* _SHORT TASK_
Search the records below for the word "Memorial" and show every line where it occurs.

* _PROVIDED MATERIAL_
■ ■ ■ ■ ■

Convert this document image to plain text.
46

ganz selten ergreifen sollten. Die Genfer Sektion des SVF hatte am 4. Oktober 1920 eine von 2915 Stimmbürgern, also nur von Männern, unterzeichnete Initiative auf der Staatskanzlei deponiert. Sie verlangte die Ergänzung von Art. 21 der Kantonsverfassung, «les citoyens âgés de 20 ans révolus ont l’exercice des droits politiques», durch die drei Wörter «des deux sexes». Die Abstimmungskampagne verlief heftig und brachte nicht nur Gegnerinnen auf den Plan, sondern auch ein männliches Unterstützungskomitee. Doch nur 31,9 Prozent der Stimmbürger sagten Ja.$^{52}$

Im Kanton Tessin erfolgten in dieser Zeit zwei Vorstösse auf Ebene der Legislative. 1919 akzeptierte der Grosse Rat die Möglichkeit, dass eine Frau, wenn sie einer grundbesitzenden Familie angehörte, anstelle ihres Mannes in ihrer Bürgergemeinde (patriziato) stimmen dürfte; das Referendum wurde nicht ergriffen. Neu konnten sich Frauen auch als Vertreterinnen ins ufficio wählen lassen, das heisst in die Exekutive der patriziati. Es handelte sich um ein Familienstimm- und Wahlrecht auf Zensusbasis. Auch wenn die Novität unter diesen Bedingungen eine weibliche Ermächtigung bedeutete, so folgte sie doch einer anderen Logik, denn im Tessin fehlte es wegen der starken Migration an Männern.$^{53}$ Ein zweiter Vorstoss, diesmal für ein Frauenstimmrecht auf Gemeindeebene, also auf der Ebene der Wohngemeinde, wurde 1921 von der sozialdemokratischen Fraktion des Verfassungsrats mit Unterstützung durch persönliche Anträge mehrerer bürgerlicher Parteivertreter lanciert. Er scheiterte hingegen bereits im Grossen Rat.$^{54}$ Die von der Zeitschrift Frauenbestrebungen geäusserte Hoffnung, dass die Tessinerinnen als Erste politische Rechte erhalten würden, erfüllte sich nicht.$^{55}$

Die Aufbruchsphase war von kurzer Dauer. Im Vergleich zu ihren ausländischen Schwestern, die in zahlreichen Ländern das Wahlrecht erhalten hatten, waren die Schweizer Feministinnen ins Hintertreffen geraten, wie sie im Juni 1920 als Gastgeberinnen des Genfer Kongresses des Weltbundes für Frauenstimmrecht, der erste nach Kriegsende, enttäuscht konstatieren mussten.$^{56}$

■ ■ ■ ■ ■

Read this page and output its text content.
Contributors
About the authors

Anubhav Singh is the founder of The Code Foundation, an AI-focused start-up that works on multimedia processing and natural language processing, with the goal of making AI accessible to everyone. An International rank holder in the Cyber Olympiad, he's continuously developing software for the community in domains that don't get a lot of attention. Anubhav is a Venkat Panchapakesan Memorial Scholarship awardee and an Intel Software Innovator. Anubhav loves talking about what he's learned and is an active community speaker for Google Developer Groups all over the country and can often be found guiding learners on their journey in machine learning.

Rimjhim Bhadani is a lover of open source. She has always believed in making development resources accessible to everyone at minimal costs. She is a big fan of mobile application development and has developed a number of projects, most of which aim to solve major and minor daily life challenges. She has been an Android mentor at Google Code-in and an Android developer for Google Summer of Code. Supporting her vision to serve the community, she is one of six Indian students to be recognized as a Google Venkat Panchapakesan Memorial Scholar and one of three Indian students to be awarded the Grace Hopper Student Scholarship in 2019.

■ ■ ■ ■ ■

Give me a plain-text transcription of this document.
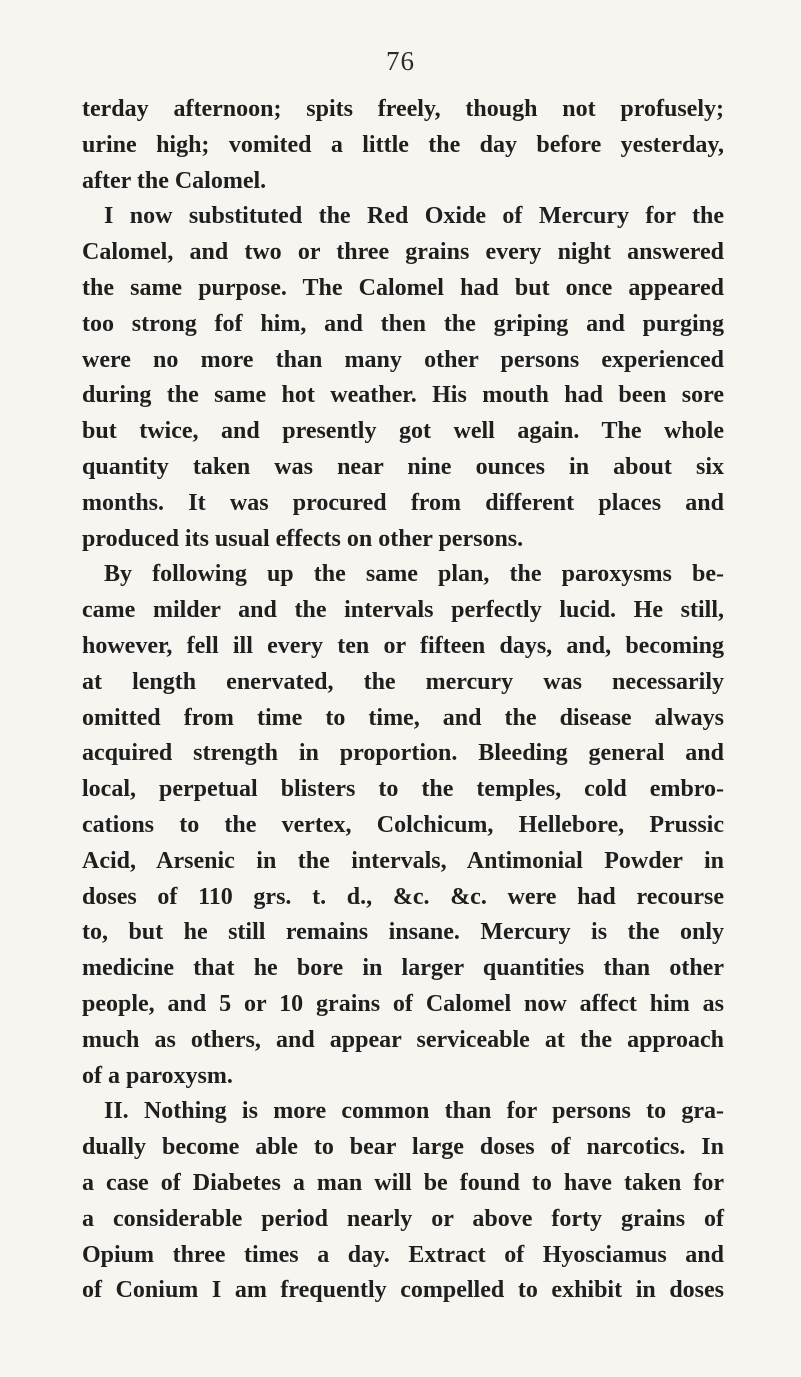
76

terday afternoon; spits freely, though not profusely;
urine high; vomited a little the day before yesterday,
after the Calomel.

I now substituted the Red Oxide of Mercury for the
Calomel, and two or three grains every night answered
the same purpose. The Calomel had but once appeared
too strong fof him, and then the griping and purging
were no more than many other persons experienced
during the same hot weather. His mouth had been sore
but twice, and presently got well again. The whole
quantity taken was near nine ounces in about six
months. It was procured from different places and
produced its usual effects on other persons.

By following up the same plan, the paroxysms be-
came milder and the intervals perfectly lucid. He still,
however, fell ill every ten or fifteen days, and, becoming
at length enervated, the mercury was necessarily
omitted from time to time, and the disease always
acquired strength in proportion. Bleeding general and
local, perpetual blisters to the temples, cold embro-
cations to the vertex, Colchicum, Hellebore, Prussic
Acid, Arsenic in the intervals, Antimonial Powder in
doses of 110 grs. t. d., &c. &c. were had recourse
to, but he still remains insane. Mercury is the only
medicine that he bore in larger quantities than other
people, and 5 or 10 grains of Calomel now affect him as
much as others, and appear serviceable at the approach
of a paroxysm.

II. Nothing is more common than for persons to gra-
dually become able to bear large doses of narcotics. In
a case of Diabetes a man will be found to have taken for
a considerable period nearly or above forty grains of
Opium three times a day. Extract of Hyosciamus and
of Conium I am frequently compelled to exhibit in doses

■ ■ ■ ■ ■

* _TASK OUTPUT_
Anubhav Singh is the founder of The Code Foundation, an AI-focused start-up that works on multimedia processing and natural language processing, with the goal of making AI accessible to everyone. An International rank holder in the Cyber Olympiad, he's continuously developing software for the community in domains that don't get a lot of attention. Anubhav is a Venkat Panchapakesan Memorial Scholarship awardee and an Intel Software Innovator. Anubhav loves talking about what he's learned and is an active community speaker for Google Developer Groups all over the country and can often be found guiding learners on their journey in machine learning.
Rimjhim Bhadani is a lover of open source. She has always believed in making development resources accessible to everyone at minimal costs. She is a big fan of mobile application development and has developed a number of projects, most of which aim to solve major and minor daily life challenges. She has been an Android mentor at Google Code-in and an Android developer for Google Summer of Code. Supporting her vision to serve the community, she is one of six Indian students to be recognized as a Google Venkat Panchapakesan Memorial Scholar and one of three Indian students to be awarded the Grace Hopper Student Scholarship in 2019.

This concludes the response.